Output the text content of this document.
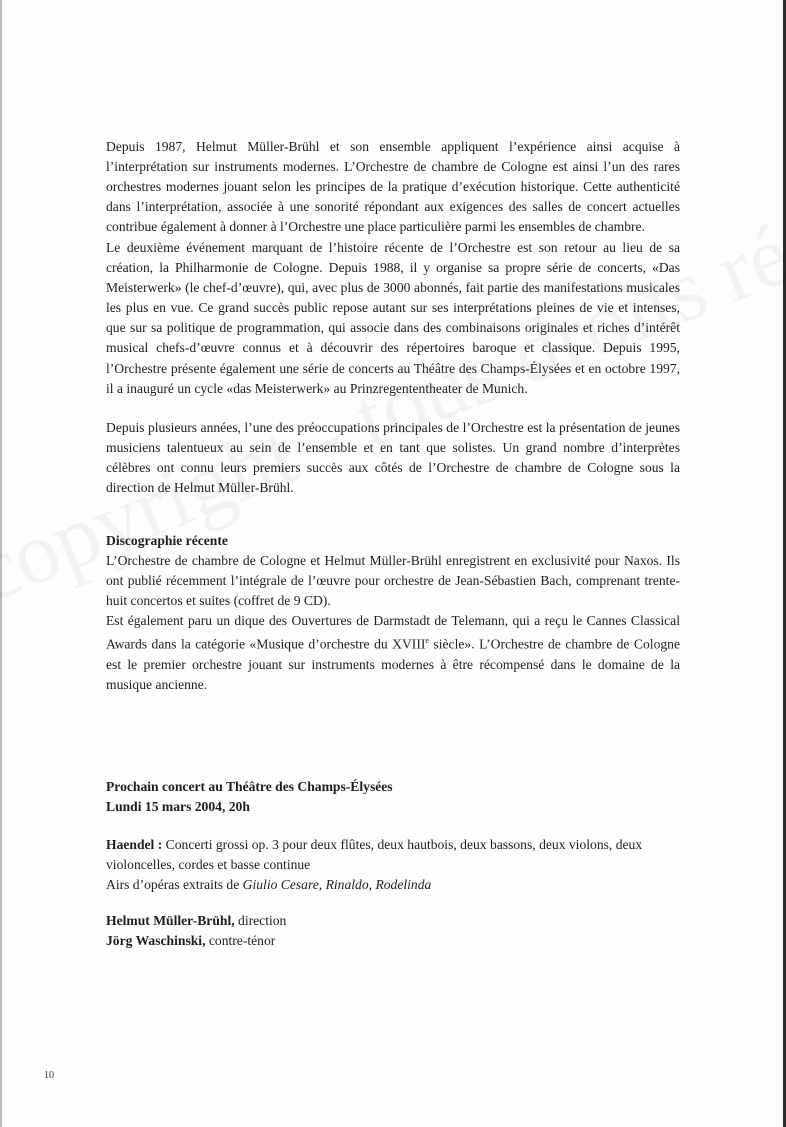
Depuis 1987, Helmut Müller-Brühl et son ensemble appliquent l’expérience ainsi acquise à l’interprétation sur instruments modernes. L’Orchestre de chambre de Cologne est ainsi l’un des rares orchestres modernes jouant selon les principes de la pratique d’exécution historique. Cette authenticité dans l’interprétation, associée à une sonorité répondant aux exigences des salles de concert actuelles contribue également à donner à l’Orchestre une place particulière parmi les ensembles de chambre.

Le deuxième événement marquant de l’histoire récente de l’Orchestre est son retour au lieu de sa création, la Philharmonie de Cologne. Depuis 1988, il y organise sa propre série de concerts, «Das Meisterwerk» (le chef-d’œuvre), qui, avec plus de 3000 abonnés, fait partie des manifestations musicales les plus en vue. Ce grand succès public repose autant sur ses interprétations pleines de vie et intenses, que sur sa politique de programmation, qui associe dans des combinaisons originales et riches d’intérêt musical chefs-d’œuvre connus et à découvrir des répertoires baroque et classique. Depuis 1995, l’Orchestre présente également une série de concerts au Théâtre des Champs-Élysées et en octobre 1997, il a inauguré un cycle «das Meisterwerk» au Prinzregententheater de Munich.

Depuis plusieurs années, l’une des préoccupations principales de l’Orchestre est la présentation de jeunes musiciens talentueux au sein de l’ensemble et en tant que solistes. Un grand nombre d’interprètes célèbres ont connu leurs premiers succès aux côtés de l’Orchestre de chambre de Cologne sous la direction de Helmut Müller-Brühl.

Discographie récente

L’Orchestre de chambre de Cologne et Helmut Müller-Brühl enregistrent en exclusivité pour Naxos. Ils ont publié récemment l’intégrale de l’œuvre pour orchestre de Jean-Sébastien Bach, comprenant trente-huit concertos et suites (coffret de 9 CD).

Est également paru un dique des Ouvertures de Darmstadt de Telemann, qui a reçu le Cannes Classical Awards dans la catégorie «Musique d’orchestre du XVIIIe siècle». L’Orchestre de chambre de Cologne est le premier orchestre jouant sur instruments modernes à être récompensé dans le domaine de la musique ancienne.

Prochain concert au Théâtre des Champs-Élysées

Lundi 15 mars 2004, 20h

Haendel : Concerti grossi op. 3 pour deux flûtes, deux hautbois, deux bassons, deux violons, deux violoncelles, cordes et basse continue

Airs d’opéras extraits de Giulio Cesare, Rinaldo, Rodelinda

Helmut Müller-Brühl, direction

Jörg Waschinski, contre-ténor

10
• • •
TASK GOAL:
Find how many lines of the listing include the string "modernes" and give that number, nothing else.

RESULT:
2